### Records for this task
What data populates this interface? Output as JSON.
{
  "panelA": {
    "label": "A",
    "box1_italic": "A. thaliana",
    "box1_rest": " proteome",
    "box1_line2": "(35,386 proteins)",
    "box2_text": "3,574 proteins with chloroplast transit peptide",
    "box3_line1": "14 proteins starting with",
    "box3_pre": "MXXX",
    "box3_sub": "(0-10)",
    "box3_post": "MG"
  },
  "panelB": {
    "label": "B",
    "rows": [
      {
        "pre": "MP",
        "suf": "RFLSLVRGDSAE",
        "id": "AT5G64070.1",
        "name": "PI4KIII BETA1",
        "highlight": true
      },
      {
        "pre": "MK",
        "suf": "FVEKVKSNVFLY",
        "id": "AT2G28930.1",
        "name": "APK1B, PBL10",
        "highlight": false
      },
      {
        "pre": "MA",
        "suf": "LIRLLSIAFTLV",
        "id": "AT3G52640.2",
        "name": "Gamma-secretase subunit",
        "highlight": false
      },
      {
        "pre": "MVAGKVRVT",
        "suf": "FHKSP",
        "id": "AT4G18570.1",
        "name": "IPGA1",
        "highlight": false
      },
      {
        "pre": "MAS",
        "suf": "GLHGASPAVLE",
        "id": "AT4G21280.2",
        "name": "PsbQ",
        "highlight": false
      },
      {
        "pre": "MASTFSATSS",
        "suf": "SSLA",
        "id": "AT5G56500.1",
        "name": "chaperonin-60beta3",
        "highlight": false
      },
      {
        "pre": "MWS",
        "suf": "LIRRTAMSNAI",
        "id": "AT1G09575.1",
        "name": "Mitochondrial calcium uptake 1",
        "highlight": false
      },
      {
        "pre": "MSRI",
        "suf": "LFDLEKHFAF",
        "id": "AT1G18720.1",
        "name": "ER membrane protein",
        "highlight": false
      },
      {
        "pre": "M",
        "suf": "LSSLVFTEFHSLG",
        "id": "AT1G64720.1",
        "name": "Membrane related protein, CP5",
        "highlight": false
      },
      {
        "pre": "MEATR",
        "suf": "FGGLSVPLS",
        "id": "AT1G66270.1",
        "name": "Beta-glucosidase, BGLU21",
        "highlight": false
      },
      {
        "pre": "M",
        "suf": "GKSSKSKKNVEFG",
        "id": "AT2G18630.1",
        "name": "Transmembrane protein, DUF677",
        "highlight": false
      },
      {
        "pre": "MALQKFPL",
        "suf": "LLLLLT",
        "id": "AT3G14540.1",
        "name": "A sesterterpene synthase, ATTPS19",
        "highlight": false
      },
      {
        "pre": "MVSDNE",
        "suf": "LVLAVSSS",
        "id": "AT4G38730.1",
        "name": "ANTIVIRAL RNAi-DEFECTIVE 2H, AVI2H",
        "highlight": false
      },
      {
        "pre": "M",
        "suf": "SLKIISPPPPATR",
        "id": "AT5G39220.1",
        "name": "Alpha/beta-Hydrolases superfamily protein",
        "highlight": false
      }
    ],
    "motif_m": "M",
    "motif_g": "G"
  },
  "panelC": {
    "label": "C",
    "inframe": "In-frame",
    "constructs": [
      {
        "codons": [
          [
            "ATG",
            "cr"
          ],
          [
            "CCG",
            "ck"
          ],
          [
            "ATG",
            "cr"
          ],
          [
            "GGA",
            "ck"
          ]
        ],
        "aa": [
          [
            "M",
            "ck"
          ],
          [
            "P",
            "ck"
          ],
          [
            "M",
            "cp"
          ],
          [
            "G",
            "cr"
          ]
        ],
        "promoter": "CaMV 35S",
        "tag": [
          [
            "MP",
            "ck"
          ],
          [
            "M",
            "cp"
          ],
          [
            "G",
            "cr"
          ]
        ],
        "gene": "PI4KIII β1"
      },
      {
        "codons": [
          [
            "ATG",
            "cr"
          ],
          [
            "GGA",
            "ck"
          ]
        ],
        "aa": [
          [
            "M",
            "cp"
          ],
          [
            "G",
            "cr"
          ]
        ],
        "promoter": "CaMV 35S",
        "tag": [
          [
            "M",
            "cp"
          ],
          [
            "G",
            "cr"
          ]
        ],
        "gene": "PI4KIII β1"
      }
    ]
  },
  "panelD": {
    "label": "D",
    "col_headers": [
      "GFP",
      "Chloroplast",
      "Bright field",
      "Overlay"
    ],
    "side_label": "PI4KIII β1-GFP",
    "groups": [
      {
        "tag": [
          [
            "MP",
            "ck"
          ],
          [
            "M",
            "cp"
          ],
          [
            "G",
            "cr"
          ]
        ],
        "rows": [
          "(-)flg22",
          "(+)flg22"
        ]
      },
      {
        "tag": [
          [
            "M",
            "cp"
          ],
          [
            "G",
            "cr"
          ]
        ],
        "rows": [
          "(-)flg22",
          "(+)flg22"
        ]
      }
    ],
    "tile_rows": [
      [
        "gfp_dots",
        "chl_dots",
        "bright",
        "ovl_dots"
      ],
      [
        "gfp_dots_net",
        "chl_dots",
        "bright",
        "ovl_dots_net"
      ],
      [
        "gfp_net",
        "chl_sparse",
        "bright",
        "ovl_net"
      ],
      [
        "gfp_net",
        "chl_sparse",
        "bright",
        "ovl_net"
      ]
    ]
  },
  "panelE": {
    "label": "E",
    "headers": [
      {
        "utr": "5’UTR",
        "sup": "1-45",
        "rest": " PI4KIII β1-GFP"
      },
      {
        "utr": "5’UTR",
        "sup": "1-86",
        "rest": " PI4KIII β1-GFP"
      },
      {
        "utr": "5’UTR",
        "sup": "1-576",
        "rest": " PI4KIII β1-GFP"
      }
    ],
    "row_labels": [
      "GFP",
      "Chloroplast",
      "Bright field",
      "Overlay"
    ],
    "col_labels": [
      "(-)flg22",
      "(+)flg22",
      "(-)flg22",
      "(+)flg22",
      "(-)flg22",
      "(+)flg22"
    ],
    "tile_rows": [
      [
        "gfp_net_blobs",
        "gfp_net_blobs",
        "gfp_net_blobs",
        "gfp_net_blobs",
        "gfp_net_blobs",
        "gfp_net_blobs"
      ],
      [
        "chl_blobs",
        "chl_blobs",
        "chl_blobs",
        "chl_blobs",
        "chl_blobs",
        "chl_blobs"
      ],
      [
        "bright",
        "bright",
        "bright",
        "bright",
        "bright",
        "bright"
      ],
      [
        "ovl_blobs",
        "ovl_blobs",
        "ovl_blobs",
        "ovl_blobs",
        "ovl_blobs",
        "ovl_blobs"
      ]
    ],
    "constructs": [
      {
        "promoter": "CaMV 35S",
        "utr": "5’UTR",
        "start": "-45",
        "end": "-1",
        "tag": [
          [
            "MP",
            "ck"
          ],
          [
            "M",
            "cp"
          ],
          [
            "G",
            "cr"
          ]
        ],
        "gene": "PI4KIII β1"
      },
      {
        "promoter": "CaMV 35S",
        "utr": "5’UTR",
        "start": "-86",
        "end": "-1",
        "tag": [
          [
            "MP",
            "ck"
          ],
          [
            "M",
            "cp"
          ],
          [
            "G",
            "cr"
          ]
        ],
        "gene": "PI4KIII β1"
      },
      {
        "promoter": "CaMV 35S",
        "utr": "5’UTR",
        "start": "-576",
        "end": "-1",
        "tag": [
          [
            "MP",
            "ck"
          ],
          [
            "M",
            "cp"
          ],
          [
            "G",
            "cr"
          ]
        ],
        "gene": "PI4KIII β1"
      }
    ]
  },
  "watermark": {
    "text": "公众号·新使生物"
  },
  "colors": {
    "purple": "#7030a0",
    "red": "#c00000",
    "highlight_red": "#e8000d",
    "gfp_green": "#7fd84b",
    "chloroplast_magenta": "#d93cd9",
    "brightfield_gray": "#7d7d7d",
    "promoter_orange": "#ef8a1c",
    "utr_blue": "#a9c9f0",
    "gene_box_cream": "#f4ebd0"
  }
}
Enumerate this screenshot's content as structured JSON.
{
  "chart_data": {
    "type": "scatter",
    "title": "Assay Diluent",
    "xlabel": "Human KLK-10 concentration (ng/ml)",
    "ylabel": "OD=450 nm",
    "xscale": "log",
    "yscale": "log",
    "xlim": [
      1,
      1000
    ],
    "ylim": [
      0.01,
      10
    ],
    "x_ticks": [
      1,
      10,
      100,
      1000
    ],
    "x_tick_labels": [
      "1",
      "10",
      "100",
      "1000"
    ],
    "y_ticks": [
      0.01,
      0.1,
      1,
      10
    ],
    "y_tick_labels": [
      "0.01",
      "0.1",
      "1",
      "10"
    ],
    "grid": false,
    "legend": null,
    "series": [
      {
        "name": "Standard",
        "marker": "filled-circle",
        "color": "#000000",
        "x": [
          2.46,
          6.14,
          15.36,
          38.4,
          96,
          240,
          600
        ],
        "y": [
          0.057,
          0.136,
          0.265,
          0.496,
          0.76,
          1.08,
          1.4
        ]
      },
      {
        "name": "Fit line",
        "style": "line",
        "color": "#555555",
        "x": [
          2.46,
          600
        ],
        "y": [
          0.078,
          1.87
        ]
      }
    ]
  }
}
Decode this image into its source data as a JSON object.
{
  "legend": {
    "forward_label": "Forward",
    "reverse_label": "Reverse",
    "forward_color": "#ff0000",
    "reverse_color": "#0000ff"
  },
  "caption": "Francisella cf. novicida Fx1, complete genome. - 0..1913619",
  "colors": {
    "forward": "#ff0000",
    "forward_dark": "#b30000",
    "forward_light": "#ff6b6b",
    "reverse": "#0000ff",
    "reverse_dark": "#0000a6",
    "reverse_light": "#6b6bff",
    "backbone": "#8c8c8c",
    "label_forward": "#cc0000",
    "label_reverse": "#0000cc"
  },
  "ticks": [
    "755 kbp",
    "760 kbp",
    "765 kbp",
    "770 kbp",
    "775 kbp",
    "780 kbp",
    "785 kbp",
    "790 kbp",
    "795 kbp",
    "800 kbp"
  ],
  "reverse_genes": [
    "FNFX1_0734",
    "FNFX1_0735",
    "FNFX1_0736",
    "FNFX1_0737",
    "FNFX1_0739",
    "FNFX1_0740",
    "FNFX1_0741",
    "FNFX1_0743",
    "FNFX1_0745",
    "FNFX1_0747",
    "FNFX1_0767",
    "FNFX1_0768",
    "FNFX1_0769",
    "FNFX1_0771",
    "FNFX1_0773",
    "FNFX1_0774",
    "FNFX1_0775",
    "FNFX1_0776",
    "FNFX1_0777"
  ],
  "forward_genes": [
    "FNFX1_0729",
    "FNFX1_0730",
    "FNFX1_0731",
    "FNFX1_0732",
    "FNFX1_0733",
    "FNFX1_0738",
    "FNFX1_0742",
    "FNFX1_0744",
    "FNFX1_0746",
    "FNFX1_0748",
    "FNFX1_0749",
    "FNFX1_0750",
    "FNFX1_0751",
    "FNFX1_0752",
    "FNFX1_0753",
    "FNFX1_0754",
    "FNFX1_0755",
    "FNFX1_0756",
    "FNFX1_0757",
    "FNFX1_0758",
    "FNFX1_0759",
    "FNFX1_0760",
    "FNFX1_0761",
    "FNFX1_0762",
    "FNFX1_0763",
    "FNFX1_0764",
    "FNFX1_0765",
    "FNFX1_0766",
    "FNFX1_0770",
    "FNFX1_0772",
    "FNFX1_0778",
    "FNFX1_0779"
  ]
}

### Problem to work on
Copy all lines from the material above that hold the word "with".

### Response to this exercise
    "box2_text": "3,574 proteins with chloroplast transit peptide",
    "box3_line1": "14 proteins starting with",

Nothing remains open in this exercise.